*Data Tersimpan*
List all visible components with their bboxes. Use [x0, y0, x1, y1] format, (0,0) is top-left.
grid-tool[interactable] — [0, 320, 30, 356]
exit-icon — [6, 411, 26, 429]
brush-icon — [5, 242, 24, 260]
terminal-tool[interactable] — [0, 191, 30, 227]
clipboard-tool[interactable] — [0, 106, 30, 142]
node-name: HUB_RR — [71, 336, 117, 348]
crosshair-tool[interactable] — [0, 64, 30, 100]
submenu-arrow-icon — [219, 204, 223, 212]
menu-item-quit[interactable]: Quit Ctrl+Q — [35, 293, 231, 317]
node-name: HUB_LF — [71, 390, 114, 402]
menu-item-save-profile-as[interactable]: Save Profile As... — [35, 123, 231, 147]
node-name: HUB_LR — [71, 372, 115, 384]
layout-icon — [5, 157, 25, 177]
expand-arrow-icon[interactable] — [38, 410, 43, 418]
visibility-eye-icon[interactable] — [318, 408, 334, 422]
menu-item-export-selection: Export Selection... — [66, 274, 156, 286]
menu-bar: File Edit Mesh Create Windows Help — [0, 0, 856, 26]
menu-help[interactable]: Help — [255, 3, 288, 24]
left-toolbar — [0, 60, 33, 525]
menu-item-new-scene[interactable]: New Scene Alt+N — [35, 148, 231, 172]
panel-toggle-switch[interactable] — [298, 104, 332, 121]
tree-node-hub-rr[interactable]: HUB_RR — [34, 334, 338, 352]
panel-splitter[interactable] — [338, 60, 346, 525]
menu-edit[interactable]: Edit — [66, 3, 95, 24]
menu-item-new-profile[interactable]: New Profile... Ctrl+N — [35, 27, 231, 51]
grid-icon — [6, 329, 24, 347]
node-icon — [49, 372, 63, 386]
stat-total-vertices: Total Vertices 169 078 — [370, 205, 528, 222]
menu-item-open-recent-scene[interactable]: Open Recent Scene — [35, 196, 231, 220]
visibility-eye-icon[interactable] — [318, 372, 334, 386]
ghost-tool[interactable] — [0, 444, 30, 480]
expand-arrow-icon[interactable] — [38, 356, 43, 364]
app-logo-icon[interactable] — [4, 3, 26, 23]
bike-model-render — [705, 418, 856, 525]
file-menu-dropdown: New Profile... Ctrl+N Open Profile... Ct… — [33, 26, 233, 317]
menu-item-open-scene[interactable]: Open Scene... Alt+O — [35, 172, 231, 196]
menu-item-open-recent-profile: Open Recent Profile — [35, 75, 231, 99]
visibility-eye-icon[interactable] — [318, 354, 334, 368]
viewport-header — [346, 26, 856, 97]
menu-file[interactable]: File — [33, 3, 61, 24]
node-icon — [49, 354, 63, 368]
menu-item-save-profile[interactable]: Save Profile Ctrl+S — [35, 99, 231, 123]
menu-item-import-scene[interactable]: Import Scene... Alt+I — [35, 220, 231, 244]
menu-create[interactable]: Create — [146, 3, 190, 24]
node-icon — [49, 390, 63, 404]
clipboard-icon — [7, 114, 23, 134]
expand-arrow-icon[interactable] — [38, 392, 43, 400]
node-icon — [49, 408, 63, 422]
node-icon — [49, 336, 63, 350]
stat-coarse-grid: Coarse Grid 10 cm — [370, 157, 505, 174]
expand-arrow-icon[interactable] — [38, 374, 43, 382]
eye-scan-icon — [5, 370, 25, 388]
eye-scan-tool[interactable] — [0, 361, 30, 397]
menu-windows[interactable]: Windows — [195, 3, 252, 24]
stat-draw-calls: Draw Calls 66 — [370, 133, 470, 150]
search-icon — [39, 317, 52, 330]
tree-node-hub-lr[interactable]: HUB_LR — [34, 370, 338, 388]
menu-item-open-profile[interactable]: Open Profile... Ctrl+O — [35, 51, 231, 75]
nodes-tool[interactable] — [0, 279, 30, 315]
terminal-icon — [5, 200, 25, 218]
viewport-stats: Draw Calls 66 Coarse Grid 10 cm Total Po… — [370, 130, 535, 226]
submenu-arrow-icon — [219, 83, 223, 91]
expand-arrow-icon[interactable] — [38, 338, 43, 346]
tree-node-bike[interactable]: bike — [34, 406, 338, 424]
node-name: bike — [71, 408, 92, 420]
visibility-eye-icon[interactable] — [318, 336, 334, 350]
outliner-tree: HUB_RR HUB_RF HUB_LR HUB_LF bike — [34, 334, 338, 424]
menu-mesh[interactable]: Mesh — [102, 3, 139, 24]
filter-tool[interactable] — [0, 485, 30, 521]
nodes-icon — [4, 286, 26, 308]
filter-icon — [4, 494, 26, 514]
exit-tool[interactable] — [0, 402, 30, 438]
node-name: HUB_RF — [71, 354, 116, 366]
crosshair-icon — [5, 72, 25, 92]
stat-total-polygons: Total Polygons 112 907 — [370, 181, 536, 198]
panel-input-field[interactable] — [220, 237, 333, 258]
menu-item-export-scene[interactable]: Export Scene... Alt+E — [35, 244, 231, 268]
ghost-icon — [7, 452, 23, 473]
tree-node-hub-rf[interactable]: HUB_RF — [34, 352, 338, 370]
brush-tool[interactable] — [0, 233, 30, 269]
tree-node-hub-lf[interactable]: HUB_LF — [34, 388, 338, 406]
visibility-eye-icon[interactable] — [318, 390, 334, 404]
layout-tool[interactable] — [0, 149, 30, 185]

*Tugas Wajib*
Susun semua baris dari seluruh item di atas menjadi daftar JSON berisi string, satu string untuk setiap baris. Baris kosong tidak perlu dimasukkan.

*Jawaban Lengkap*
[
  "List all visible components with their bboxes. Use [x0, y0, x1, y1] format, (0,0) is top-left.",
  "grid-tool[interactable] — [0, 320, 30, 356]",
  "exit-icon — [6, 411, 26, 429]",
  "brush-icon — [5, 242, 24, 260]",
  "terminal-tool[interactable] — [0, 191, 30, 227]",
  "clipboard-tool[interactable] — [0, 106, 30, 142]",
  "node-name: HUB_RR — [71, 336, 117, 348]",
  "crosshair-tool[interactable] — [0, 64, 30, 100]",
  "submenu-arrow-icon — [219, 204, 223, 212]",
  "menu-item-quit[interactable]: Quit Ctrl+Q — [35, 293, 231, 317]",
  "node-name: HUB_LF — [71, 390, 114, 402]",
  "menu-item-save-profile-as[interactable]: Save Profile As... — [35, 123, 231, 147]",
  "node-name: HUB_LR — [71, 372, 115, 384]",
  "layout-icon — [5, 157, 25, 177]",
  "expand-arrow-icon[interactable] — [38, 410, 43, 418]",
  "visibility-eye-icon[interactable] — [318, 408, 334, 422]",
  "menu-item-export-selection: Export Selection... — [66, 274, 156, 286]",
  "menu-bar: File Edit Mesh Create Windows Help — [0, 0, 856, 26]",
  "menu-help[interactable]: Help — [255, 3, 288, 24]",
  "left-toolbar — [0, 60, 33, 525]",
  "menu-item-new-scene[interactable]: New Scene Alt+N — [35, 148, 231, 172]",
  "panel-toggle-switch[interactable] — [298, 104, 332, 121]",
  "tree-node-hub-rr[interactable]: HUB_RR — [34, 334, 338, 352]",
  "panel-splitter[interactable] — [338, 60, 346, 525]",
  "menu-edit[interactable]: Edit — [66, 3, 95, 24]",
  "menu-item-new-profile[interactable]: New Profile... Ctrl+N — [35, 27, 231, 51]",
  "grid-icon — [6, 329, 24, 347]",
  "node-icon — [49, 372, 63, 386]",
  "stat-total-vertices: Total Vertices 169 078 — [370, 205, 528, 222]",
  "menu-item-open-recent-scene[interactable]: Open Recent Scene — [35, 196, 231, 220]",
  "visibility-eye-icon[interactable] — [318, 372, 334, 386]",
  "ghost-tool[interactable] — [0, 444, 30, 480]",
  "expand-arrow-icon[interactable] — [38, 356, 43, 364]",
  "app-logo-icon[interactable] — [4, 3, 26, 23]",
  "bike-model-render — [705, 418, 856, 525]",
  "file-menu-dropdown: New Profile... Ctrl+N Open Profile... Ct… — [33, 26, 233, 317]",
  "menu-item-open-scene[interactable]: Open Scene... Alt+O — [35, 172, 231, 196]",
  "menu-item-open-recent-profile: Open Recent Profile — [35, 75, 231, 99]",
  "visibility-eye-icon[interactable] — [318, 354, 334, 368]",
  "viewport-header — [346, 26, 856, 97]",
  "menu-file[interactable]: File — [33, 3, 61, 24]",
  "node-icon — [49, 354, 63, 368]",
  "menu-item-save-profile[interactable]: Save Profile Ctrl+S — [35, 99, 231, 123]",
  "menu-item-import-scene[interactable]: Import Scene... Alt+I — [35, 220, 231, 244]",
  "menu-create[interactable]: Create — [146, 3, 190, 24]",
  "node-icon — [49, 390, 63, 404]",
  "clipboard-icon — [7, 114, 23, 134]",
  "expand-arrow-icon[interactable] — [38, 392, 43, 400]",
  "node-icon — [49, 408, 63, 422]",
  "node-icon — [49, 336, 63, 350]",
  "stat-coarse-grid: Coarse Grid 10 cm — [370, 157, 505, 174]",
  "expand-arrow-icon[interactable] — [38, 374, 43, 382]",
  "eye-scan-icon — [5, 370, 25, 388]",
  "eye-scan-tool[interactable] — [0, 361, 30, 397]",
  "menu-windows[interactable]: Windows — [195, 3, 252, 24]",
  "stat-draw-calls: Draw Calls 66 — [370, 133, 470, 150]",
  "search-icon — [39, 317, 52, 330]",
  "tree-node-hub-lr[interactable]: HUB_LR — [34, 370, 338, 388]",
  "menu-item-open-profile[interactable]: Open Profile... Ctrl+O — [35, 51, 231, 75]",
  "nodes-tool[interactable] — [0, 279, 30, 315]",
  "terminal-icon — [5, 200, 25, 218]",
  "viewport-stats: Draw Calls 66 Coarse Grid 10 cm Total Po… — [370, 130, 535, 226]",
  "submenu-arrow-icon — [219, 83, 223, 91]",
  "expand-arrow-icon[interactable] — [38, 338, 43, 346]",
  "tree-node-bike[interactable]: bike — [34, 406, 338, 424]",
  "node-name: bike — [71, 408, 92, 420]",
  "visibility-eye-icon[interactable] — [318, 336, 334, 350]",
  "outliner-tree: HUB_RR HUB_RF HUB_LR HUB_LF bike — [34, 334, 338, 424]",
  "menu-mesh[interactable]: Mesh — [102, 3, 139, 24]",
  "filter-tool[interactable] — [0, 485, 30, 521]",
  "nodes-icon — [4, 286, 26, 308]",
  "filter-icon — [4, 494, 26, 514]",
  "exit-tool[interactable] — [0, 402, 30, 438]",
  "node-name: HUB_RF — [71, 354, 116, 366]",
  "crosshair-icon — [5, 72, 25, 92]",
  "stat-total-polygons: Total Polygons 112 907 — [370, 181, 536, 198]",
  "panel-input-field[interactable] — [220, 237, 333, 258]",
  "menu-item-export-scene[interactable]: Export Scene... Alt+E — [35, 244, 231, 268]",
  "ghost-icon — [7, 452, 23, 473]",
  "tree-node-hub-rf[interactable]: HUB_RF — [34, 352, 338, 370]",
  "brush-tool[interactable] — [0, 233, 30, 269]",
  "tree-node-hub-lf[interactable]: HUB_LF — [34, 388, 338, 406]",
  "visibility-eye-icon[interactable] — [318, 390, 334, 404]",
  "layout-tool[interactable] — [0, 149, 30, 185]"
]